# Prompt:
Extract every line of the material that holds the string "title".

─── Dataset excerpts ───

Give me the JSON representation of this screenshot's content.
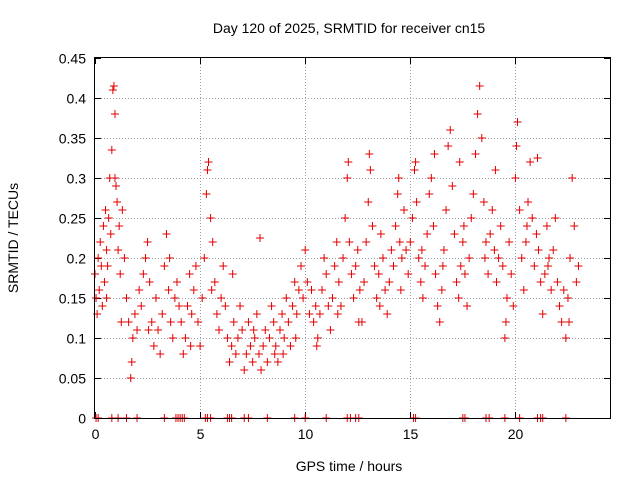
{
  "chart_data": {
    "type": "scatter",
    "title": "Day 120 of 2025, SRMTID for receiver cn15",
    "xlabel": "GPS time / hours",
    "ylabel": "SRMTID / TECUs",
    "xlim": [
      0,
      24.5
    ],
    "ylim": [
      0,
      0.45
    ],
    "x_ticks": [
      0,
      5,
      10,
      15,
      20
    ],
    "x_tick_labels": [
      "0",
      "5",
      "10",
      "15",
      "20"
    ],
    "y_ticks": [
      0,
      0.05,
      0.1,
      0.15,
      0.2,
      0.25,
      0.3,
      0.35,
      0.4,
      0.45
    ],
    "y_tick_labels": [
      "0",
      "0.05",
      "0.1",
      "0.15",
      "0.2",
      "0.25",
      "0.3",
      "0.35",
      "0.4",
      "0.45"
    ],
    "grid": true,
    "marker": "plus",
    "series": [
      {
        "name": "SRMTID",
        "color": "#e00000",
        "points": [
          [
            0.0,
            0.18
          ],
          [
            0.05,
            0.15
          ],
          [
            0.1,
            0.13
          ],
          [
            0.15,
            0.2
          ],
          [
            0.2,
            0.16
          ],
          [
            0.25,
            0.22
          ],
          [
            0.3,
            0.19
          ],
          [
            0.35,
            0.14
          ],
          [
            0.4,
            0.24
          ],
          [
            0.45,
            0.17
          ],
          [
            0.5,
            0.26
          ],
          [
            0.55,
            0.21
          ],
          [
            0.6,
            0.19
          ],
          [
            0.65,
            0.25
          ],
          [
            0.7,
            0.3
          ],
          [
            0.75,
            0.23
          ],
          [
            0.8,
            0.335
          ],
          [
            0.85,
            0.41
          ],
          [
            0.9,
            0.415
          ],
          [
            0.95,
            0.38
          ],
          [
            1.0,
            0.29
          ],
          [
            1.05,
            0.27
          ],
          [
            1.1,
            0.21
          ],
          [
            1.15,
            0.24
          ],
          [
            1.2,
            0.18
          ],
          [
            1.3,
            0.26
          ],
          [
            1.4,
            0.2
          ],
          [
            1.5,
            0.15
          ],
          [
            1.6,
            0.12
          ],
          [
            1.7,
            0.05
          ],
          [
            1.75,
            0.07
          ],
          [
            1.8,
            0.1
          ],
          [
            1.9,
            0.13
          ],
          [
            2.0,
            0.11
          ],
          [
            2.1,
            0.16
          ],
          [
            2.2,
            0.14
          ],
          [
            2.3,
            0.18
          ],
          [
            2.4,
            0.2
          ],
          [
            2.5,
            0.22
          ],
          [
            2.6,
            0.17
          ],
          [
            2.7,
            0.12
          ],
          [
            2.8,
            0.09
          ],
          [
            2.9,
            0.15
          ],
          [
            3.0,
            0.11
          ],
          [
            3.1,
            0.08
          ],
          [
            3.2,
            0.13
          ],
          [
            3.3,
            0.19
          ],
          [
            3.4,
            0.23
          ],
          [
            3.5,
            0.16
          ],
          [
            3.6,
            0.12
          ],
          [
            3.7,
            0.1
          ],
          [
            3.8,
            0.15
          ],
          [
            3.9,
            0.17
          ],
          [
            4.0,
            0.14
          ],
          [
            4.1,
            0.12
          ],
          [
            4.2,
            0.08
          ],
          [
            4.3,
            0.1
          ],
          [
            4.4,
            0.14
          ],
          [
            4.5,
            0.18
          ],
          [
            4.6,
            0.13
          ],
          [
            4.7,
            0.16
          ],
          [
            4.8,
            0.19
          ],
          [
            4.9,
            0.12
          ],
          [
            5.0,
            0.09
          ],
          [
            5.1,
            0.15
          ],
          [
            5.2,
            0.2
          ],
          [
            5.3,
            0.28
          ],
          [
            5.4,
            0.32
          ],
          [
            5.5,
            0.25
          ],
          [
            5.6,
            0.22
          ],
          [
            5.7,
            0.17
          ],
          [
            5.8,
            0.13
          ],
          [
            5.9,
            0.11
          ],
          [
            6.0,
            0.15
          ],
          [
            6.1,
            0.19
          ],
          [
            6.2,
            0.14
          ],
          [
            6.3,
            0.1
          ],
          [
            6.4,
            0.07
          ],
          [
            6.5,
            0.09
          ],
          [
            6.6,
            0.12
          ],
          [
            6.7,
            0.08
          ],
          [
            6.8,
            0.1
          ],
          [
            6.9,
            0.14
          ],
          [
            7.0,
            0.11
          ],
          [
            7.1,
            0.06
          ],
          [
            7.2,
            0.08
          ],
          [
            7.3,
            0.12
          ],
          [
            7.4,
            0.09
          ],
          [
            7.5,
            0.07
          ],
          [
            7.6,
            0.1
          ],
          [
            7.7,
            0.13
          ],
          [
            7.8,
            0.08
          ],
          [
            7.9,
            0.06
          ],
          [
            8.0,
            0.09
          ],
          [
            8.1,
            0.11
          ],
          [
            8.2,
            0.07
          ],
          [
            8.3,
            0.1
          ],
          [
            8.4,
            0.14
          ],
          [
            8.5,
            0.12
          ],
          [
            8.6,
            0.09
          ],
          [
            8.7,
            0.07
          ],
          [
            8.8,
            0.11
          ],
          [
            8.9,
            0.13
          ],
          [
            9.0,
            0.1
          ],
          [
            9.1,
            0.15
          ],
          [
            9.2,
            0.12
          ],
          [
            9.3,
            0.09
          ],
          [
            9.4,
            0.14
          ],
          [
            9.5,
            0.17
          ],
          [
            9.6,
            0.13
          ],
          [
            9.7,
            0.16
          ],
          [
            9.8,
            0.19
          ],
          [
            9.9,
            0.15
          ],
          [
            10.0,
            0.21
          ],
          [
            10.1,
            0.17
          ],
          [
            10.2,
            0.13
          ],
          [
            10.3,
            0.16
          ],
          [
            10.4,
            0.12
          ],
          [
            10.5,
            0.14
          ],
          [
            10.6,
            0.1
          ],
          [
            10.7,
            0.13
          ],
          [
            10.8,
            0.16
          ],
          [
            10.9,
            0.2
          ],
          [
            11.0,
            0.18
          ],
          [
            11.1,
            0.14
          ],
          [
            11.2,
            0.11
          ],
          [
            11.3,
            0.15
          ],
          [
            11.4,
            0.19
          ],
          [
            11.5,
            0.22
          ],
          [
            11.6,
            0.17
          ],
          [
            11.7,
            0.14
          ],
          [
            11.8,
            0.2
          ],
          [
            11.9,
            0.25
          ],
          [
            12.0,
            0.3
          ],
          [
            12.1,
            0.22
          ],
          [
            12.2,
            0.18
          ],
          [
            12.3,
            0.15
          ],
          [
            12.4,
            0.19
          ],
          [
            12.5,
            0.21
          ],
          [
            12.6,
            0.16
          ],
          [
            12.7,
            0.12
          ],
          [
            12.8,
            0.17
          ],
          [
            12.9,
            0.22
          ],
          [
            13.0,
            0.27
          ],
          [
            13.1,
            0.31
          ],
          [
            13.2,
            0.24
          ],
          [
            13.3,
            0.19
          ],
          [
            13.4,
            0.15
          ],
          [
            13.5,
            0.18
          ],
          [
            13.6,
            0.23
          ],
          [
            13.7,
            0.2
          ],
          [
            13.8,
            0.16
          ],
          [
            13.9,
            0.13
          ],
          [
            14.0,
            0.17
          ],
          [
            14.1,
            0.21
          ],
          [
            14.2,
            0.19
          ],
          [
            14.3,
            0.24
          ],
          [
            14.4,
            0.28
          ],
          [
            14.5,
            0.22
          ],
          [
            14.6,
            0.2
          ],
          [
            14.7,
            0.26
          ],
          [
            14.8,
            0.21
          ],
          [
            14.9,
            0.18
          ],
          [
            15.0,
            0.22
          ],
          [
            15.1,
            0.25
          ],
          [
            15.2,
            0.31
          ],
          [
            15.3,
            0.27
          ],
          [
            15.4,
            0.2
          ],
          [
            15.5,
            0.17
          ],
          [
            15.6,
            0.15
          ],
          [
            15.7,
            0.19
          ],
          [
            15.8,
            0.23
          ],
          [
            15.9,
            0.28
          ],
          [
            16.0,
            0.3
          ],
          [
            16.1,
            0.24
          ],
          [
            16.2,
            0.18
          ],
          [
            16.3,
            0.14
          ],
          [
            16.4,
            0.12
          ],
          [
            16.5,
            0.16
          ],
          [
            16.6,
            0.21
          ],
          [
            16.7,
            0.26
          ],
          [
            16.8,
            0.34
          ],
          [
            16.9,
            0.36
          ],
          [
            17.0,
            0.29
          ],
          [
            17.1,
            0.23
          ],
          [
            17.2,
            0.17
          ],
          [
            17.3,
            0.15
          ],
          [
            17.4,
            0.19
          ],
          [
            17.5,
            0.22
          ],
          [
            17.6,
            0.18
          ],
          [
            17.7,
            0.14
          ],
          [
            17.8,
            0.2
          ],
          [
            17.9,
            0.25
          ],
          [
            18.0,
            0.28
          ],
          [
            18.1,
            0.33
          ],
          [
            18.2,
            0.38
          ],
          [
            18.3,
            0.415
          ],
          [
            18.4,
            0.35
          ],
          [
            18.5,
            0.27
          ],
          [
            18.6,
            0.22
          ],
          [
            18.7,
            0.18
          ],
          [
            18.8,
            0.23
          ],
          [
            18.9,
            0.26
          ],
          [
            19.0,
            0.21
          ],
          [
            19.1,
            0.17
          ],
          [
            19.2,
            0.2
          ],
          [
            19.3,
            0.24
          ],
          [
            19.4,
            0.19
          ],
          [
            19.5,
            0.1
          ],
          [
            19.6,
            0.15
          ],
          [
            19.7,
            0.22
          ],
          [
            19.8,
            0.18
          ],
          [
            19.9,
            0.14
          ],
          [
            20.0,
            0.3
          ],
          [
            20.1,
            0.37
          ],
          [
            20.2,
            0.26
          ],
          [
            20.3,
            0.2
          ],
          [
            20.4,
            0.16
          ],
          [
            20.5,
            0.22
          ],
          [
            20.6,
            0.27
          ],
          [
            20.7,
            0.32
          ],
          [
            20.8,
            0.25
          ],
          [
            20.9,
            0.19
          ],
          [
            21.0,
            0.23
          ],
          [
            21.1,
            0.21
          ],
          [
            21.2,
            0.17
          ],
          [
            21.3,
            0.13
          ],
          [
            21.4,
            0.18
          ],
          [
            21.5,
            0.24
          ],
          [
            21.6,
            0.2
          ],
          [
            21.7,
            0.16
          ],
          [
            21.8,
            0.21
          ],
          [
            21.9,
            0.25
          ],
          [
            22.0,
            0.17
          ],
          [
            22.1,
            0.14
          ],
          [
            22.2,
            0.12
          ],
          [
            22.3,
            0.16
          ],
          [
            22.4,
            0.1
          ],
          [
            22.5,
            0.15
          ],
          [
            22.6,
            0.2
          ],
          [
            22.7,
            0.3
          ],
          [
            22.8,
            0.24
          ],
          [
            22.9,
            0.17
          ],
          [
            23.0,
            0.19
          ],
          [
            0.55,
            0.15
          ],
          [
            1.25,
            0.12
          ],
          [
            2.55,
            0.11
          ],
          [
            3.55,
            0.2
          ],
          [
            4.55,
            0.09
          ],
          [
            5.55,
            0.16
          ],
          [
            6.55,
            0.18
          ],
          [
            7.55,
            0.11
          ],
          [
            8.55,
            0.08
          ],
          [
            9.55,
            0.1
          ],
          [
            10.55,
            0.09
          ],
          [
            11.55,
            0.13
          ],
          [
            12.55,
            0.12
          ],
          [
            13.55,
            0.14
          ],
          [
            14.55,
            0.16
          ],
          [
            15.55,
            0.21
          ],
          [
            16.55,
            0.19
          ],
          [
            17.55,
            0.24
          ],
          [
            18.55,
            0.2
          ],
          [
            19.55,
            0.12
          ],
          [
            20.55,
            0.24
          ],
          [
            21.55,
            0.19
          ],
          [
            22.55,
            0.12
          ],
          [
            7.85,
            0.225
          ],
          [
            8.95,
            0.08
          ],
          [
            12.05,
            0.32
          ],
          [
            13.05,
            0.33
          ],
          [
            16.15,
            0.33
          ],
          [
            17.35,
            0.32
          ],
          [
            20.05,
            0.34
          ],
          [
            21.05,
            0.325
          ],
          [
            0.95,
            0.3
          ],
          [
            5.35,
            0.31
          ],
          [
            15.25,
            0.32
          ],
          [
            19.05,
            0.31
          ],
          [
            14.45,
            0.3
          ]
        ]
      },
      {
        "name": "rug",
        "color": "#e00000",
        "points": [
          [
            0.05,
            0
          ],
          [
            0.15,
            0
          ],
          [
            0.8,
            0
          ],
          [
            1.1,
            0
          ],
          [
            1.5,
            0
          ],
          [
            2.0,
            0
          ],
          [
            3.3,
            0
          ],
          [
            3.85,
            0
          ],
          [
            3.95,
            0
          ],
          [
            4.05,
            0
          ],
          [
            4.15,
            0
          ],
          [
            4.25,
            0
          ],
          [
            5.25,
            0
          ],
          [
            5.35,
            0
          ],
          [
            5.5,
            0
          ],
          [
            6.3,
            0
          ],
          [
            6.4,
            0
          ],
          [
            6.5,
            0
          ],
          [
            7.1,
            0
          ],
          [
            7.3,
            0
          ],
          [
            8.2,
            0
          ],
          [
            9.5,
            0
          ],
          [
            10.0,
            0
          ],
          [
            11.0,
            0
          ],
          [
            12.0,
            0
          ],
          [
            12.15,
            0
          ],
          [
            12.4,
            0
          ],
          [
            12.55,
            0
          ],
          [
            15.15,
            0
          ],
          [
            15.25,
            0
          ],
          [
            17.5,
            0
          ],
          [
            17.6,
            0
          ],
          [
            18.6,
            0
          ],
          [
            18.75,
            0
          ],
          [
            19.5,
            0
          ],
          [
            20.2,
            0
          ],
          [
            21.05,
            0
          ],
          [
            21.2,
            0
          ],
          [
            21.3,
            0
          ],
          [
            22.4,
            0
          ]
        ]
      }
    ]
  }
}
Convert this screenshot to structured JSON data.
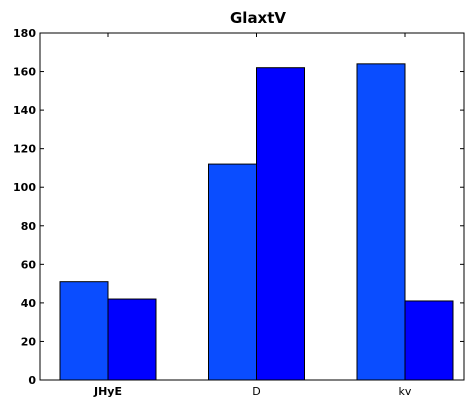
{
  "chart_data": {
    "type": "bar",
    "title": "GlaxtV",
    "xlabel": "",
    "ylabel": "",
    "categories": [
      "JHyE",
      "D",
      "kv"
    ],
    "series": [
      {
        "values": [
          51,
          112,
          164
        ],
        "color": "#0a4dff"
      },
      {
        "values": [
          42,
          162,
          41
        ],
        "color": "#0000ff"
      }
    ],
    "ylim": [
      0,
      180
    ],
    "yticks": [
      0,
      20,
      40,
      60,
      80,
      100,
      120,
      140,
      160,
      180
    ],
    "grid": false,
    "legend": "none",
    "bar_edge_color": "#000000",
    "axis_color": "#000000"
  }
}
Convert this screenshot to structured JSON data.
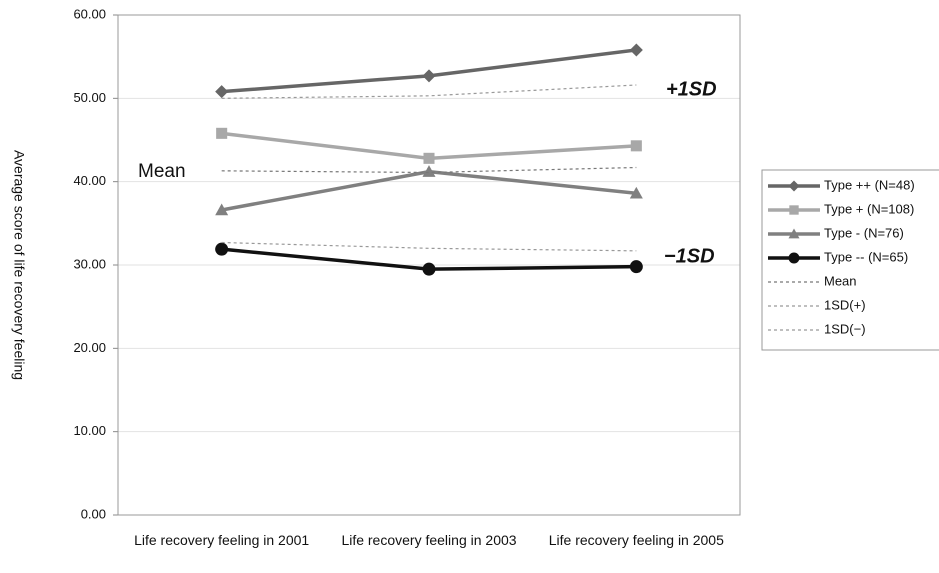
{
  "chart_data": {
    "type": "line",
    "y_label": "Average score of life recovery feeling",
    "categories": [
      "Life recovery feeling in 2001",
      "Life recovery feeling in 2003",
      "Life recovery feeling in 2005"
    ],
    "series": [
      {
        "name": "Type ++ (N=48)",
        "color": "#666666",
        "marker": "diamond",
        "values": [
          50.8,
          52.7,
          55.8
        ]
      },
      {
        "name": "Type + (N=108)",
        "color": "#a8a8a8",
        "marker": "square",
        "values": [
          45.8,
          42.8,
          44.3
        ]
      },
      {
        "name": "Type - (N=76)",
        "color": "#808080",
        "marker": "triangle",
        "values": [
          36.6,
          41.2,
          38.6
        ]
      },
      {
        "name": "Type -- (N=65)",
        "color": "#111111",
        "marker": "circle",
        "values": [
          31.9,
          29.5,
          29.8
        ]
      },
      {
        "name": "Mean",
        "color": "#777777",
        "dashed": true,
        "values": [
          41.3,
          41.1,
          41.7
        ]
      },
      {
        "name": "1SD(+)",
        "color": "#999999",
        "dashed": true,
        "values": [
          50.0,
          50.3,
          51.6
        ]
      },
      {
        "name": "1SD(−)",
        "color": "#999999",
        "dashed": true,
        "values": [
          32.7,
          32.0,
          31.7
        ]
      }
    ],
    "annotations": [
      "+1SD",
      "−1SD",
      "Mean"
    ],
    "ylim": [
      0,
      60
    ],
    "yticks": [
      {
        "value": 0,
        "label": "0.00"
      },
      {
        "value": 10,
        "label": "10.00"
      },
      {
        "value": 20,
        "label": "20.00"
      },
      {
        "value": 30,
        "label": "30.00"
      },
      {
        "value": 40,
        "label": "40.00"
      },
      {
        "value": 50,
        "label": "50.00"
      },
      {
        "value": 60,
        "label": "60.00"
      }
    ],
    "grid": true,
    "legend": "right"
  }
}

───

# Expected output:
    "title": "Day 120 of 2025, SRMTID for receiver cn15",
    "title": "GlaxtV",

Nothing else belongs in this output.